● EXTRACT TO READ
----
My previous assignment, when I was with the Department of Defense, was in Jakarta, Indonesia.  In my apartment complex we had a treadmill, a bicycle, and an elliptical in a glassed-in gazebo in our parking lot.  You can imagine in a tropical country that a glassed-in gazebo surrounded by black top might get a bit warm.  It did.  Also, perplexingly, there was also a grill in the gazebo, though I never saw anyone use it.  I also belonged to the gym at the hotel located three buildings down from my complex.  I even had a trainer there.  The gym had some pretty good equipment, though the air conditioning never seemed to be working, so it was like exercising in a sauna.  And though there was a television in front of each of the machines they were not connected to the machines, so if others were excercising and watching television you had dueling volume issues.  Running outside was difficult.  Jakarta is hot and humid, the sidewalks, if there, are uneven and full of open holes, and are often used as an additional lane by motorcyclists.  On Sundays though it was “car free Sunday” when the main drag was closed to traffic for a few hours.  So if you wanted to battle the crowds it was possible to run.  I did once, but imagine my surprise when without warning the lanes re-opened to traffic and I found myself in the middle lane of a 4 lane highway with cars suddenly driving around me!

But that was in Indonesia and now I was in Ciudad Juarez, Mexico with an infant.

Ciudad Juarez is located in the Chihuahua desert.  It is a high desert climate.  It is dry and very hot in the summer.  In the winter it is generally in the 30s (farenheit) in the morning but there might be as much as a 30 degree increase by afternoon. The altitude is close to 4,000 feet above sea level.  In the Spring, starting around February, strong winds blow through the city kicking up sand and dust and all manner of things I am apparently allergic to.
----
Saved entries
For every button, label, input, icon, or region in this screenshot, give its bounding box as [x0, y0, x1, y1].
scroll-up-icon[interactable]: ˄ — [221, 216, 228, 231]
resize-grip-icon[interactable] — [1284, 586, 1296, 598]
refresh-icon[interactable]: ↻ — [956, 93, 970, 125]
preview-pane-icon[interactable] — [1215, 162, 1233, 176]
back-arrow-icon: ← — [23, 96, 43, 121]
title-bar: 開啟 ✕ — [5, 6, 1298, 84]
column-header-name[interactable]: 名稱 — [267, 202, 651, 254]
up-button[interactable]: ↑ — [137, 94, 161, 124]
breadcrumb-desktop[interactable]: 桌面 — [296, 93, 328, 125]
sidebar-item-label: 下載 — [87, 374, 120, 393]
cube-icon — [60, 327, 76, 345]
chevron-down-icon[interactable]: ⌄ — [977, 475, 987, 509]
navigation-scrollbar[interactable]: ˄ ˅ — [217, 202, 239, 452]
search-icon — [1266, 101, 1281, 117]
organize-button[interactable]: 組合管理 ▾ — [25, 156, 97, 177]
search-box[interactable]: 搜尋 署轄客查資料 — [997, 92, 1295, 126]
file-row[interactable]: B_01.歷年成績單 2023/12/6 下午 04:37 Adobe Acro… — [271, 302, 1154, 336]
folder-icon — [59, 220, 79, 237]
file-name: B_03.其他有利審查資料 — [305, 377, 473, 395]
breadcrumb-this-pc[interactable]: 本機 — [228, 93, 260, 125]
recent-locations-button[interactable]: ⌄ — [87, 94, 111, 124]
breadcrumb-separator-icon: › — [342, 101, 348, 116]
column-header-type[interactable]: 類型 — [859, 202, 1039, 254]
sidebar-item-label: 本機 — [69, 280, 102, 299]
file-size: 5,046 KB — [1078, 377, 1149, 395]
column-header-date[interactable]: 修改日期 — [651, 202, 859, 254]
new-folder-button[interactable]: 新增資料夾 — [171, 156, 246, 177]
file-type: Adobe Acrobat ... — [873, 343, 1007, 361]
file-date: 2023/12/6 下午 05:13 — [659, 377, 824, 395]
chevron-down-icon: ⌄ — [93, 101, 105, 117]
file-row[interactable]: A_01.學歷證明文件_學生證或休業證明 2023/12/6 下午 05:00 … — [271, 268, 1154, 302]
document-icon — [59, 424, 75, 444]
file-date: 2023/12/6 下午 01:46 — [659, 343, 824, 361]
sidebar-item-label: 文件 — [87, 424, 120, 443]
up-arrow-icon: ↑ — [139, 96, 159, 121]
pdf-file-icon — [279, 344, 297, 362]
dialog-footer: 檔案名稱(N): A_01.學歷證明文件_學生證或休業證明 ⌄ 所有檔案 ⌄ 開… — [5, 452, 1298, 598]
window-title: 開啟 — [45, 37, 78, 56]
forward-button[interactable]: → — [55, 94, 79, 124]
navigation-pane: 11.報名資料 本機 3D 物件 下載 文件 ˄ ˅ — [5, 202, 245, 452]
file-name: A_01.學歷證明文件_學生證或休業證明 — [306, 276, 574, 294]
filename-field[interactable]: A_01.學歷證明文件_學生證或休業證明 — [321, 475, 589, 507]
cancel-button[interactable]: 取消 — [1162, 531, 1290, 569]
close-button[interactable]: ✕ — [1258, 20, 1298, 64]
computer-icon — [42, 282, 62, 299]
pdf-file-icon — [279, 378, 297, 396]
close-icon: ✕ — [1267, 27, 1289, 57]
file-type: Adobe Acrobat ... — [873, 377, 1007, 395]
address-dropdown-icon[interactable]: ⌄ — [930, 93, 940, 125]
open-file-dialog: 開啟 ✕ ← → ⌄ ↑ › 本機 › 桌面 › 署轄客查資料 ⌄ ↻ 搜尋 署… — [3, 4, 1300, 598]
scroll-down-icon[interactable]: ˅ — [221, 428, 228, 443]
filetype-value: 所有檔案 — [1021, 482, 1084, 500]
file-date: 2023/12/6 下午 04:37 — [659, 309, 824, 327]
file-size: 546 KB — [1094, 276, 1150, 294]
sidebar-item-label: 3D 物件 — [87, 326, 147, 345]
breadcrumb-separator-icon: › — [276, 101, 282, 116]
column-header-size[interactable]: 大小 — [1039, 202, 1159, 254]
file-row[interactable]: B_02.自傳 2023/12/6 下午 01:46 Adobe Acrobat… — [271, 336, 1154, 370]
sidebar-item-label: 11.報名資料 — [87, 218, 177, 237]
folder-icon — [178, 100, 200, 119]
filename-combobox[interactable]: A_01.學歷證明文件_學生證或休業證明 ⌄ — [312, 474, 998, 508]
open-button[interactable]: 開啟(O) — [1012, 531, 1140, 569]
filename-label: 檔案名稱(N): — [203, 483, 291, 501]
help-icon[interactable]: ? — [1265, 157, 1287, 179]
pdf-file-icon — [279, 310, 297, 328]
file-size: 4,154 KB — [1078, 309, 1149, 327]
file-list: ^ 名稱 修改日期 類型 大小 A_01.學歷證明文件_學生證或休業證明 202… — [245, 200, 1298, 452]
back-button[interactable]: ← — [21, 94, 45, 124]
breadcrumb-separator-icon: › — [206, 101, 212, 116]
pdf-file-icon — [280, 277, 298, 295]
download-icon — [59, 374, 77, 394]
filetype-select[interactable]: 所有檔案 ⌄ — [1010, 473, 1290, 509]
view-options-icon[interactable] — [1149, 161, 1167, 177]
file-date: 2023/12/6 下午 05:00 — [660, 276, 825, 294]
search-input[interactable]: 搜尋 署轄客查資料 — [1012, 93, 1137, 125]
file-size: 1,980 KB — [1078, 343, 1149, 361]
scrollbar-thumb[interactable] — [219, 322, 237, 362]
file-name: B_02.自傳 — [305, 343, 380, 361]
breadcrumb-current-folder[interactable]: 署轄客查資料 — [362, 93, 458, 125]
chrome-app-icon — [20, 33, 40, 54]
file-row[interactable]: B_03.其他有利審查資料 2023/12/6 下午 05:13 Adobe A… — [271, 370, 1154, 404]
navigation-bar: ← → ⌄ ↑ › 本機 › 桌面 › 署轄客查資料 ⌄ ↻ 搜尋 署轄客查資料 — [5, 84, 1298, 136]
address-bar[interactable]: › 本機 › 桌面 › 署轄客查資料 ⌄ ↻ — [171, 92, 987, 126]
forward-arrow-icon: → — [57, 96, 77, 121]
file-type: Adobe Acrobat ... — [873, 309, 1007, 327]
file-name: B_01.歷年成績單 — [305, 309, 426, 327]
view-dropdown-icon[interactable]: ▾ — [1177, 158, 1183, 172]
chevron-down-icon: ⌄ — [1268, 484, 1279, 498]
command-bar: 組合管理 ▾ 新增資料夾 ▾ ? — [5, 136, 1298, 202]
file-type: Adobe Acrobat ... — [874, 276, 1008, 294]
----
● THINGS TO DO
(1) In the passage on exercising in Jakarta and the climate of Ciudad Juarez, do these statements agree with the text? (a) The air conditioning in the hotel gym worked well. (b) Ciudad Juarez sits close to 4,000 feet above sea level. (c) The strong spring winds begin around February. Answer each with yes or no and quote the deciding words.
(2) Copy the part of the listing that runs from its first line through the line containing "resize-grip-icon[interactable] — [1284, 586, 1296, 598]". Include both ends.

● PER-TASK ANSWERS
(1)
(a) No: "though the air conditioning never seemed to be working"
(b) Yes: "The altitude is close to 4,000 feet above sea level."
(c) Yes: "In the Spring, starting around February, strong winds blow through the city"

(2)
For every button, label, input, icon, or region in this screenshot, give its bounding box as [x0, y0, x1, y1].
scroll-up-icon[interactable]: ˄ — [221, 216, 228, 231]
resize-grip-icon[interactable] — [1284, 586, 1296, 598]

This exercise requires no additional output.